** START OF Extracted material **
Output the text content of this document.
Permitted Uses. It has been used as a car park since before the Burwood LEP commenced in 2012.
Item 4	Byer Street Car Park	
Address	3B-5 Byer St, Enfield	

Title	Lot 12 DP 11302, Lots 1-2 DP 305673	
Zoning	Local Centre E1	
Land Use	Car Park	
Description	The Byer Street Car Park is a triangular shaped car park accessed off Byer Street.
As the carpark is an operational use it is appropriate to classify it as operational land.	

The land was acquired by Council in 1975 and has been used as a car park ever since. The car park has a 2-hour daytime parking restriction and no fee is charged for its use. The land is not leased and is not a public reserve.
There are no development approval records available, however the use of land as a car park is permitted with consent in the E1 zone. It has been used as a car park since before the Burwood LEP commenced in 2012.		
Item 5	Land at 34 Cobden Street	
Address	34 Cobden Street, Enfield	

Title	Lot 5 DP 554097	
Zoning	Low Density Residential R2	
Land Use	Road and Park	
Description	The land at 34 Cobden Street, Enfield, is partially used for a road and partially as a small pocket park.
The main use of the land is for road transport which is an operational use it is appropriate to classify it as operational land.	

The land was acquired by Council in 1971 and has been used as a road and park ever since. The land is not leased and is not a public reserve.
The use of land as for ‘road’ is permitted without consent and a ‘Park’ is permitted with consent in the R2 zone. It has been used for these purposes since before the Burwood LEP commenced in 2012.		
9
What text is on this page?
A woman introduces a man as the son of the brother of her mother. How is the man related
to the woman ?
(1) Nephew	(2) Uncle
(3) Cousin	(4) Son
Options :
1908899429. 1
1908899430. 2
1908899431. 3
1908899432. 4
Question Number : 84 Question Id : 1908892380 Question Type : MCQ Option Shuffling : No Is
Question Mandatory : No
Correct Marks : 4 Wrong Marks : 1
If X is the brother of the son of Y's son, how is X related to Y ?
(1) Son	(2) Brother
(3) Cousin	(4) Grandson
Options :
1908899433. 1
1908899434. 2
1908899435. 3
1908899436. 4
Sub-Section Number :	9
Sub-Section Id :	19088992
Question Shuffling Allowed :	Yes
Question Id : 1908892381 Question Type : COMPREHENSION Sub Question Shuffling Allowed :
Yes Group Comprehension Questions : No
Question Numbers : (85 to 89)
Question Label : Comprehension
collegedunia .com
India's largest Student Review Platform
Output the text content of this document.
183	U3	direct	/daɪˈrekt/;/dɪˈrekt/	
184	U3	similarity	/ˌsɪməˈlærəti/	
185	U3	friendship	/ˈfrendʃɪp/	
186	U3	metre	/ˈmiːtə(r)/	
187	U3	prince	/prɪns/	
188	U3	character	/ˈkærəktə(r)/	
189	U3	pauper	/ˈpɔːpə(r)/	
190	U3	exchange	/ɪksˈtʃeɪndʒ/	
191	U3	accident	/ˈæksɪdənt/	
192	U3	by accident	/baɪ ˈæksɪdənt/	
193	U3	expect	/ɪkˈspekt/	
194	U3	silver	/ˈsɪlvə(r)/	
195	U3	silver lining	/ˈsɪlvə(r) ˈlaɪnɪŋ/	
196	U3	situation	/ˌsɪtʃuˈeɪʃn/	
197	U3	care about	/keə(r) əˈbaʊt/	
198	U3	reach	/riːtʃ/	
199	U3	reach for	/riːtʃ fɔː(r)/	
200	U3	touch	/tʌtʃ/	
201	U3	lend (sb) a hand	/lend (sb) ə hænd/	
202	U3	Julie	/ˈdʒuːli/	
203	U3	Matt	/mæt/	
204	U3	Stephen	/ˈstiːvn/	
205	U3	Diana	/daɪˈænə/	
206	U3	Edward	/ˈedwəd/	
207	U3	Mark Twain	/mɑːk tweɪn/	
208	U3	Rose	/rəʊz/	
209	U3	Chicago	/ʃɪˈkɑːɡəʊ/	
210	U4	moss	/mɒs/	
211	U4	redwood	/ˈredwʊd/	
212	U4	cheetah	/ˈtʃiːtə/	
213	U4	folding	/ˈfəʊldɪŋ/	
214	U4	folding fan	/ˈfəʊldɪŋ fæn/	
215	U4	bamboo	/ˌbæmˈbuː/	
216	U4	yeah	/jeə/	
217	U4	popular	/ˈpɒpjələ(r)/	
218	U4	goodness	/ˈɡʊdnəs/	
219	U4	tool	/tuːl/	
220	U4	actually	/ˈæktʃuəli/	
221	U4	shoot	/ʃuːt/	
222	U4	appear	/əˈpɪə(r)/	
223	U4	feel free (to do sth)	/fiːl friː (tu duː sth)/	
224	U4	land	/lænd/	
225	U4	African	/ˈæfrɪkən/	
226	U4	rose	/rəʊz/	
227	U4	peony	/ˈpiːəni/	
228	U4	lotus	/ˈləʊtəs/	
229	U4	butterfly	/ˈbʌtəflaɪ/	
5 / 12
** END OF Extracted material **
Go through the records and copy each line with "acquired" in it.

* [Final result]
The land was acquired by Council in 1975 and has been used as a car park ever since. The car park has a 2-hour daytime parking restriction and no fee is charged for its use. The land is not leased and is not a public reserve.
The land was acquired by Council in 1971 and has been used as a road and park ever since. The land is not leased and is not a public reserve.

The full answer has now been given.